- [TO DO] Set down all of the data that follows word for word, without the images.

=-=-=

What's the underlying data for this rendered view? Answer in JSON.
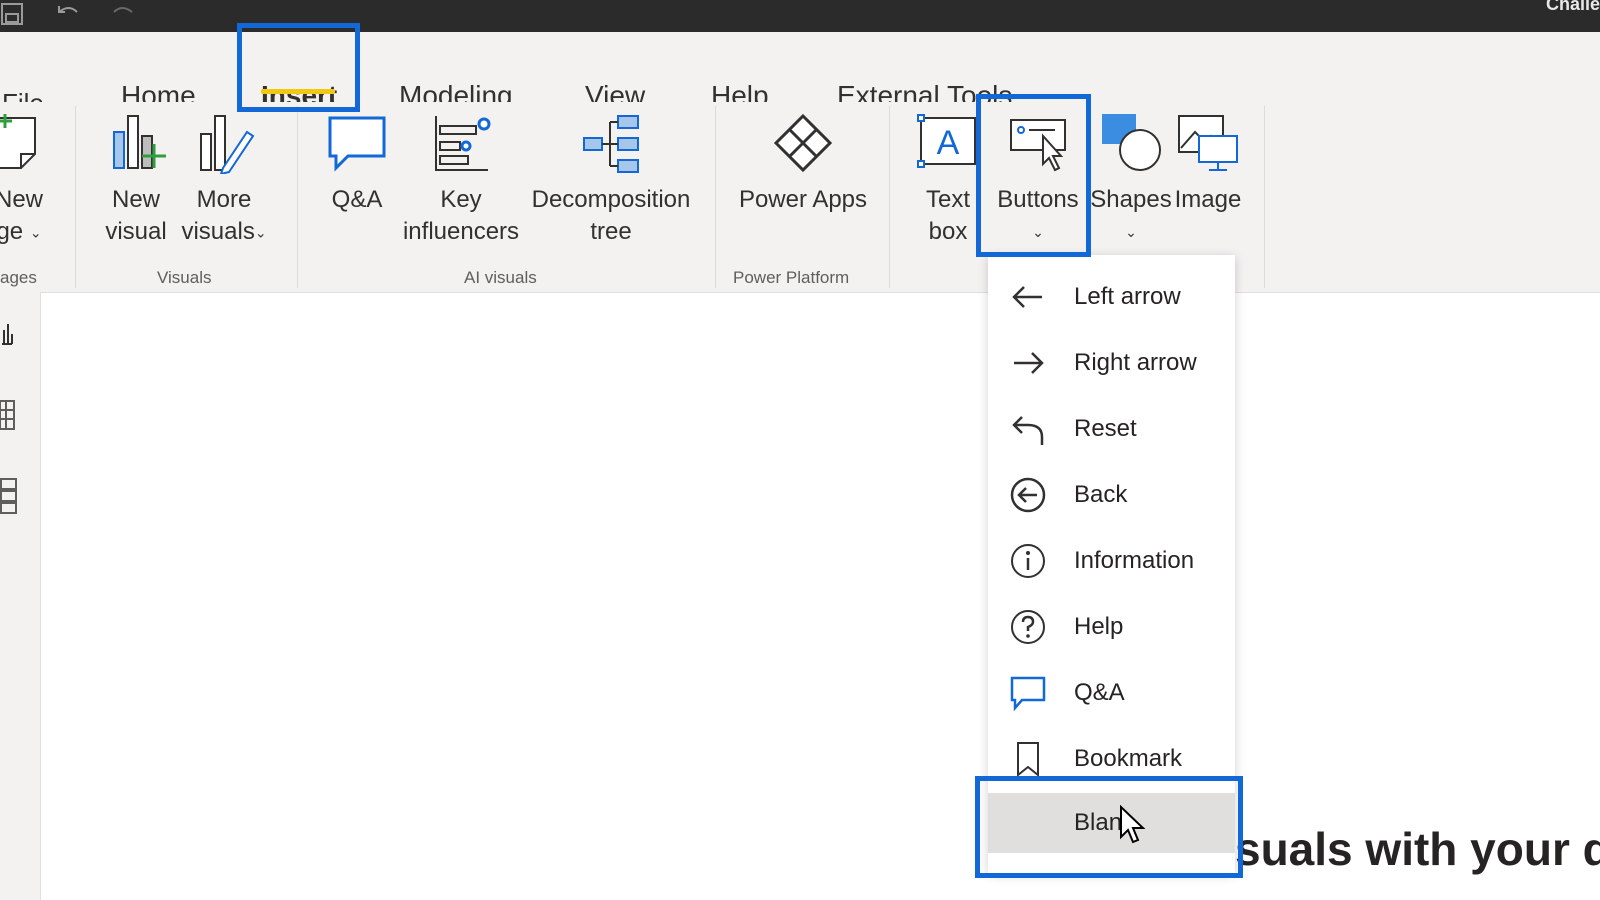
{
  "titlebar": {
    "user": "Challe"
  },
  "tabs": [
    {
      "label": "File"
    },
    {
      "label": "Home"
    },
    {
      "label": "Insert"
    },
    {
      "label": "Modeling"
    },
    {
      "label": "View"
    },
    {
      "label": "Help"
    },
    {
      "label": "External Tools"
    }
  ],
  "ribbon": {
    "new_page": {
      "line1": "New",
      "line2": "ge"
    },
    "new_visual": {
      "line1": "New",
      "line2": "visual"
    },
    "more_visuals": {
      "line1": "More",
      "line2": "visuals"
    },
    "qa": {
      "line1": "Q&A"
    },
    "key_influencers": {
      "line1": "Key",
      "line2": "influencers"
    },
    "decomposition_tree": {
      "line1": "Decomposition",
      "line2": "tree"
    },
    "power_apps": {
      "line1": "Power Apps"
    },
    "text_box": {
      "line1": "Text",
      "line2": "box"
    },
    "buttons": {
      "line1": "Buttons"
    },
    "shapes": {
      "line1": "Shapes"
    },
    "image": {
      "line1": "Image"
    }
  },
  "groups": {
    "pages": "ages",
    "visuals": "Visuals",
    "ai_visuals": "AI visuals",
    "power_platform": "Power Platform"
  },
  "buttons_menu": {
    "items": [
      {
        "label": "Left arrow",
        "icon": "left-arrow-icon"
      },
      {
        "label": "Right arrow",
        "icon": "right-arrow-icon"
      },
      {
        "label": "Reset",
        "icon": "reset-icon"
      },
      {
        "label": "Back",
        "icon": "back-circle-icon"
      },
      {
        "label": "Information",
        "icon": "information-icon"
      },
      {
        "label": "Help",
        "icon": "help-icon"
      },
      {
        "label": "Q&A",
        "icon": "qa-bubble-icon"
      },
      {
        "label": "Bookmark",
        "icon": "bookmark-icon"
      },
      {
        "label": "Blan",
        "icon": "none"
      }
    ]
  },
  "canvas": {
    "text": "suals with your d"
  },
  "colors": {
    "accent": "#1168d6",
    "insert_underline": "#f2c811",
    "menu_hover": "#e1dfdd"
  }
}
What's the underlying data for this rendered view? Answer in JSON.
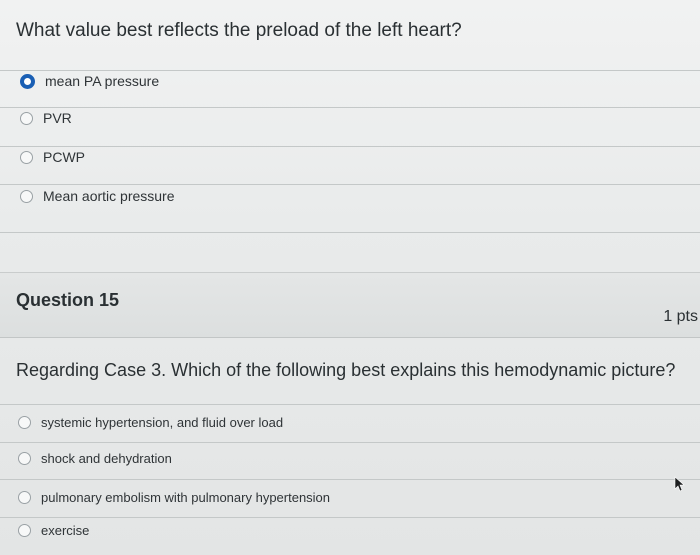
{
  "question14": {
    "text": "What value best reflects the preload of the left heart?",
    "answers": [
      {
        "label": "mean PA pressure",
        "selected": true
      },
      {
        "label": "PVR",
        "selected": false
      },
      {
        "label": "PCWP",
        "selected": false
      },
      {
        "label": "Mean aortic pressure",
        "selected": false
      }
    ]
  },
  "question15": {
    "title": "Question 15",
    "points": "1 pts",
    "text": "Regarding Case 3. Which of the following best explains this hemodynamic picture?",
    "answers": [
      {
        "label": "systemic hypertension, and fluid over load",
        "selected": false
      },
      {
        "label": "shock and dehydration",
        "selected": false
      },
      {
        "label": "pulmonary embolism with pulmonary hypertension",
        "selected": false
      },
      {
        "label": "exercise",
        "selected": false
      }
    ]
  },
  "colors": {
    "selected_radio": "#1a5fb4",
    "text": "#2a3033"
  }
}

=-=-=

- [COMPLETE ANSWER]
What's the underlying data for this rendered view? Answer in JSON.
{
  "titlebar": {
    "user": "Challe"
  },
  "tabs": [
    {
      "label": "File"
    },
    {
      "label": "Home"
    },
    {
      "label": "Insert"
    },
    {
      "label": "Modeling"
    },
    {
      "label": "View"
    },
    {
      "label": "Help"
    },
    {
      "label": "External Tools"
    }
  ],
  "ribbon": {
    "new_page": {
      "line1": "New",
      "line2": "ge"
    },
    "new_visual": {
      "line1": "New",
      "line2": "visual"
    },
    "more_visuals": {
      "line1": "More",
      "line2": "visuals"
    },
    "qa": {
      "line1": "Q&A"
    },
    "key_influencers": {
      "line1": "Key",
      "line2": "influencers"
    },
    "decomposition_tree": {
      "line1": "Decomposition",
      "line2": "tree"
    },
    "power_apps": {
      "line1": "Power Apps"
    },
    "text_box": {
      "line1": "Text",
      "line2": "box"
    },
    "buttons": {
      "line1": "Buttons"
    },
    "shapes": {
      "line1": "Shapes"
    },
    "image": {
      "line1": "Image"
    }
  },
  "groups": {
    "pages": "ages",
    "visuals": "Visuals",
    "ai_visuals": "AI visuals",
    "power_platform": "Power Platform"
  },
  "buttons_menu": {
    "items": [
      {
        "label": "Left arrow",
        "icon": "left-arrow-icon"
      },
      {
        "label": "Right arrow",
        "icon": "right-arrow-icon"
      },
      {
        "label": "Reset",
        "icon": "reset-icon"
      },
      {
        "label": "Back",
        "icon": "back-circle-icon"
      },
      {
        "label": "Information",
        "icon": "information-icon"
      },
      {
        "label": "Help",
        "icon": "help-icon"
      },
      {
        "label": "Q&A",
        "icon": "qa-bubble-icon"
      },
      {
        "label": "Bookmark",
        "icon": "bookmark-icon"
      },
      {
        "label": "Blan",
        "icon": "none"
      }
    ]
  },
  "canvas": {
    "text": "suals with your d"
  },
  "colors": {
    "accent": "#1168d6",
    "insert_underline": "#f2c811",
    "menu_hover": "#e1dfdd"
  }
}
What's the underlying data for this rendered view? Answer in JSON.
{
  "question14": {
    "text": "What value best reflects the preload of the left heart?",
    "answers": [
      {
        "label": "mean PA pressure",
        "selected": true
      },
      {
        "label": "PVR",
        "selected": false
      },
      {
        "label": "PCWP",
        "selected": false
      },
      {
        "label": "Mean aortic pressure",
        "selected": false
      }
    ]
  },
  "question15": {
    "title": "Question 15",
    "points": "1 pts",
    "text": "Regarding Case 3. Which of the following best explains this hemodynamic picture?",
    "answers": [
      {
        "label": "systemic hypertension, and fluid over load",
        "selected": false
      },
      {
        "label": "shock and dehydration",
        "selected": false
      },
      {
        "label": "pulmonary embolism with pulmonary hypertension",
        "selected": false
      },
      {
        "label": "exercise",
        "selected": false
      }
    ]
  },
  "colors": {
    "selected_radio": "#1a5fb4",
    "text": "#2a3033"
  }
}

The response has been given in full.